(Recorded data)
>> BEGIN

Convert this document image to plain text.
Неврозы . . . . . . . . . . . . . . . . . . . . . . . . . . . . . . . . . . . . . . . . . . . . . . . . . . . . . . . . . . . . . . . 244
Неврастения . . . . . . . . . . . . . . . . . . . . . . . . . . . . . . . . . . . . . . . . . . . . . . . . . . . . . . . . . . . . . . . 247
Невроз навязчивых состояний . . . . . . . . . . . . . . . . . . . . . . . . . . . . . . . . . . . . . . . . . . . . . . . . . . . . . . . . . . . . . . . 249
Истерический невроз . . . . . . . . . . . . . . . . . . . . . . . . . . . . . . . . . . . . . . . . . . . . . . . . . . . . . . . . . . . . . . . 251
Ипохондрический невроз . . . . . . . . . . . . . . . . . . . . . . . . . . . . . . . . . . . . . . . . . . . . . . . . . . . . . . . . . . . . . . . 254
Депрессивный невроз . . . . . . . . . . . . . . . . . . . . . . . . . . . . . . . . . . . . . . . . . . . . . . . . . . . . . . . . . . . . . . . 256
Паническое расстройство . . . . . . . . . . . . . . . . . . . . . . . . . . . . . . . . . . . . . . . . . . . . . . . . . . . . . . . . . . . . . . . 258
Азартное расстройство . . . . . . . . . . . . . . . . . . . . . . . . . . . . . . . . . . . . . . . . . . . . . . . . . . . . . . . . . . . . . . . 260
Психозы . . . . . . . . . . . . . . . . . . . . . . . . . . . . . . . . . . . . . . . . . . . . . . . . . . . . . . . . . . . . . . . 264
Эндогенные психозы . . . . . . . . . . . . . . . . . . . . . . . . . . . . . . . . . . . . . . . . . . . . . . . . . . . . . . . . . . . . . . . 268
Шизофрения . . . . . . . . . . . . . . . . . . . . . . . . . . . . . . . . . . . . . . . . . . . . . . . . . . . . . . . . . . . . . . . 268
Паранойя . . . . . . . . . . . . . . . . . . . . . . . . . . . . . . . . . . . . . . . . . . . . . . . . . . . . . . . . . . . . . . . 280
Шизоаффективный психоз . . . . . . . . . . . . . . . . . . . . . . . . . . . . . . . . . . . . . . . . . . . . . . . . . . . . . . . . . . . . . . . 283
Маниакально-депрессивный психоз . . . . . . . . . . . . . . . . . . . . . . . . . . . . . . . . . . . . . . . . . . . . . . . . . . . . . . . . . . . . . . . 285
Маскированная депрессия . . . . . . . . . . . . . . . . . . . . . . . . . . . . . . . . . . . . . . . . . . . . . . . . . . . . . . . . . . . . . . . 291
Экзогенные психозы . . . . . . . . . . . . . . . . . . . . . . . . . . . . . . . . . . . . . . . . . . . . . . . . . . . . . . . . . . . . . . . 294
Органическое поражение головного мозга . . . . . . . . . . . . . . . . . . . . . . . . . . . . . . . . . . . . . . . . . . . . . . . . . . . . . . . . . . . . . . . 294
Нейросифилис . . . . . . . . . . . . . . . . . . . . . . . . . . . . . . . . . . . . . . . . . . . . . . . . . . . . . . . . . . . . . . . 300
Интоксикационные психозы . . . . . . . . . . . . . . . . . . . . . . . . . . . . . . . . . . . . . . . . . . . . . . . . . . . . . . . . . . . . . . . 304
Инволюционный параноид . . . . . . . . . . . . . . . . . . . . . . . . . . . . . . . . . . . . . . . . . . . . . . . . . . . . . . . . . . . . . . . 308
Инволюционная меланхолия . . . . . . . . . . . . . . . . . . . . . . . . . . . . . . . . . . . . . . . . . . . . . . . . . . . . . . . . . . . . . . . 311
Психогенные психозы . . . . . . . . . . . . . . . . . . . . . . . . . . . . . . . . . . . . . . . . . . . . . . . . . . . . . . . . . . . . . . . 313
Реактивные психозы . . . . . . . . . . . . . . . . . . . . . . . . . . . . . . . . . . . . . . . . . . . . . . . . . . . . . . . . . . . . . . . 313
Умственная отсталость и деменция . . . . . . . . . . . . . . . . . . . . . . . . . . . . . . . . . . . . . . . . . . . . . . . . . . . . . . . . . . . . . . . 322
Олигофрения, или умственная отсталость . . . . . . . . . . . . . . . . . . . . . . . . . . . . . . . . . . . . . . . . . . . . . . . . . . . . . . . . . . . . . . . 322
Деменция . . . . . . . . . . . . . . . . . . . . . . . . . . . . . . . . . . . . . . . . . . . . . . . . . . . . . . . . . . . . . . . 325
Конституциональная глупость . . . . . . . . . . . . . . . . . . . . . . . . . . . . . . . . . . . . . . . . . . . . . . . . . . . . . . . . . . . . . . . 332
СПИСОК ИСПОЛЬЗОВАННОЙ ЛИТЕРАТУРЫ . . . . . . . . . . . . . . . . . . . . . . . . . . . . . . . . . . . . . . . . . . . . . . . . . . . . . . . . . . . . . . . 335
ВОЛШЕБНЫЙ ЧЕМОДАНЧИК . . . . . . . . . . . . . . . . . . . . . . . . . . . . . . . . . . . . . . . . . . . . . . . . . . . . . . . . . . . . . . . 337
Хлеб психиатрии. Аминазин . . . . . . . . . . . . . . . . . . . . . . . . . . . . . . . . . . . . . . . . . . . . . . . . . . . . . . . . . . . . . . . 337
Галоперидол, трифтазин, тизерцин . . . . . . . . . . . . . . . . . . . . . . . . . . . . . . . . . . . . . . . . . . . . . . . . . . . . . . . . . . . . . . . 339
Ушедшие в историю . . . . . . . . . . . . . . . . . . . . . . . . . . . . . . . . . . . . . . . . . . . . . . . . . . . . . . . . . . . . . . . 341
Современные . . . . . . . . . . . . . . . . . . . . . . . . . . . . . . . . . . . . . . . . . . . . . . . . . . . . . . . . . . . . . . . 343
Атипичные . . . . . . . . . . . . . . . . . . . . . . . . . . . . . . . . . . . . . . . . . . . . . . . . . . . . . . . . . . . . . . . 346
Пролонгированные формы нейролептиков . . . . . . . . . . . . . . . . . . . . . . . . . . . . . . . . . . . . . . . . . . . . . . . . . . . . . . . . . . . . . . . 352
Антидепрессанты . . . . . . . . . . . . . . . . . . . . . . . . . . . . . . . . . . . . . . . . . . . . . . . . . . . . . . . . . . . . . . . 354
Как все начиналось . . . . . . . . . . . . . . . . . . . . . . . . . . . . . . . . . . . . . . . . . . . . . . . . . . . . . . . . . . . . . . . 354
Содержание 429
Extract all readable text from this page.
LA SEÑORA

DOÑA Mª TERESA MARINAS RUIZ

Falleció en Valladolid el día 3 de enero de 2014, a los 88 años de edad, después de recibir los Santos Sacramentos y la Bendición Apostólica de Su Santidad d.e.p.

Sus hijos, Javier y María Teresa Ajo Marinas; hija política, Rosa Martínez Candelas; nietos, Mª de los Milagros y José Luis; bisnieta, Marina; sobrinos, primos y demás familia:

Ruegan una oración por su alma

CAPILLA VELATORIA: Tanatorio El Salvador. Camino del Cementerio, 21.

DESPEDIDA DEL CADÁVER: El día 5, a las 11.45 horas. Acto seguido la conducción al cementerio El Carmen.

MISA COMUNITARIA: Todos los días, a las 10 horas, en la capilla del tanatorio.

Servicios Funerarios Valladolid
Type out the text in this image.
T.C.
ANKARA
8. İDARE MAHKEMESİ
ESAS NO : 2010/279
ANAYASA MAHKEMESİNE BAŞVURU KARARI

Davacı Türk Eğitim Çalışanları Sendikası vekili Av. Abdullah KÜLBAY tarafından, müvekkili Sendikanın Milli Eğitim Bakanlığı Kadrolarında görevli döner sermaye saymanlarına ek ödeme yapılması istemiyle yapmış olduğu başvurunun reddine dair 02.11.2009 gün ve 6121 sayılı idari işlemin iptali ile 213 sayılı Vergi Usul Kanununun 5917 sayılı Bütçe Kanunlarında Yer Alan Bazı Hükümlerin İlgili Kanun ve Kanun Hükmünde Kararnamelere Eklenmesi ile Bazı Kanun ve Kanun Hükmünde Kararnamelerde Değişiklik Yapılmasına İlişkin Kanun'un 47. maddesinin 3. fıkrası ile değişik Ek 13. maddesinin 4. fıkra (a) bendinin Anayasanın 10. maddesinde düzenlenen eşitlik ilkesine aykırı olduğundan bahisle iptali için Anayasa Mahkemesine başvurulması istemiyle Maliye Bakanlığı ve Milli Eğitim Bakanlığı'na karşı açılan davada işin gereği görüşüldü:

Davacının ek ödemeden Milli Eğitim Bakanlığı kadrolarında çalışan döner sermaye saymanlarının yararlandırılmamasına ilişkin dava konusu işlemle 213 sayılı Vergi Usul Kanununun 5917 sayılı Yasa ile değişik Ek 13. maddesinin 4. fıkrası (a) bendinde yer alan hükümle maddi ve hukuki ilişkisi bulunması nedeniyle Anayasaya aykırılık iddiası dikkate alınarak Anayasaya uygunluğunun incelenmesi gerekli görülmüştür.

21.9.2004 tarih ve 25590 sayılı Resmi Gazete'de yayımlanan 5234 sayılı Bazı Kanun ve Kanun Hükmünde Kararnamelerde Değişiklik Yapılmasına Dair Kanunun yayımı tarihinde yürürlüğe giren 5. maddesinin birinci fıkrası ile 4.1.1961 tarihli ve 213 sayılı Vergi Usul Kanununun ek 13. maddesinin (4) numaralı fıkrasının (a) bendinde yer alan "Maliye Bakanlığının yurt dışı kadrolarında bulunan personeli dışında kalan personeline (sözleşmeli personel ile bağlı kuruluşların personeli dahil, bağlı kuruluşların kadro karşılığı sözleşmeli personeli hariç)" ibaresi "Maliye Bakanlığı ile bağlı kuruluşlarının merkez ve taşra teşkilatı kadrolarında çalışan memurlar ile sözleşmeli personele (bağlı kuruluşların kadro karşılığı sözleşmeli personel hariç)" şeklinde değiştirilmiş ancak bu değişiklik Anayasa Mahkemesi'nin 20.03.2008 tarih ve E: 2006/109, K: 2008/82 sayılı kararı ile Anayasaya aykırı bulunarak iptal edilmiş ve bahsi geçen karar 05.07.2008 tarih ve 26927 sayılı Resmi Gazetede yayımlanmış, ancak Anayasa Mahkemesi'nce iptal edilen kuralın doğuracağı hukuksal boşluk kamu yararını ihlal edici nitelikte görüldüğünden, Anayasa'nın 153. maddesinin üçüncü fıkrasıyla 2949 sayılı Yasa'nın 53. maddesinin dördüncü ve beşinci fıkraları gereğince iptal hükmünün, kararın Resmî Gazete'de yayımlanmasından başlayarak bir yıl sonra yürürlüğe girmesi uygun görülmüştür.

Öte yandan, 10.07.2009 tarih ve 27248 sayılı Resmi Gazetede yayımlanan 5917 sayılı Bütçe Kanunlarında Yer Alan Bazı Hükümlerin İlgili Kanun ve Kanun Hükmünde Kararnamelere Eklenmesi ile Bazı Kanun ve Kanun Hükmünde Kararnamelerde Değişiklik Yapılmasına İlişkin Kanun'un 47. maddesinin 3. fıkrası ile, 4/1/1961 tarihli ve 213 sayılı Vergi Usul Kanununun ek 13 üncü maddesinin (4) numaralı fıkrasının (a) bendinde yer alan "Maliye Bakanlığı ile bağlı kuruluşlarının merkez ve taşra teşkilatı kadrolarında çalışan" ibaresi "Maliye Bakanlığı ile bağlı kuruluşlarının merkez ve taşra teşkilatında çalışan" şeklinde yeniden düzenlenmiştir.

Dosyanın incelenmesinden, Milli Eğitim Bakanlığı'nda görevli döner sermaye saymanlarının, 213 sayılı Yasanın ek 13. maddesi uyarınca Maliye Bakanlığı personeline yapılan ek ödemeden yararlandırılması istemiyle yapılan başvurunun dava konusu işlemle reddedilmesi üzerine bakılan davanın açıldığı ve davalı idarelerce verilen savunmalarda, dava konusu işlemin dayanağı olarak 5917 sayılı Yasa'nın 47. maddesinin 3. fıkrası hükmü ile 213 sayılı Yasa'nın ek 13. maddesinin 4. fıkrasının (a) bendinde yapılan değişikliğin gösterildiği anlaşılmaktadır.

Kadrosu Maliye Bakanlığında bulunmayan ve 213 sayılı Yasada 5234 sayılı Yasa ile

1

>> END

§ THE PROBLEM: Determine how many lines in the listing above hold the word "расстройство", answering with the number only.

§ SOLUTION FOR THIS TASK: 2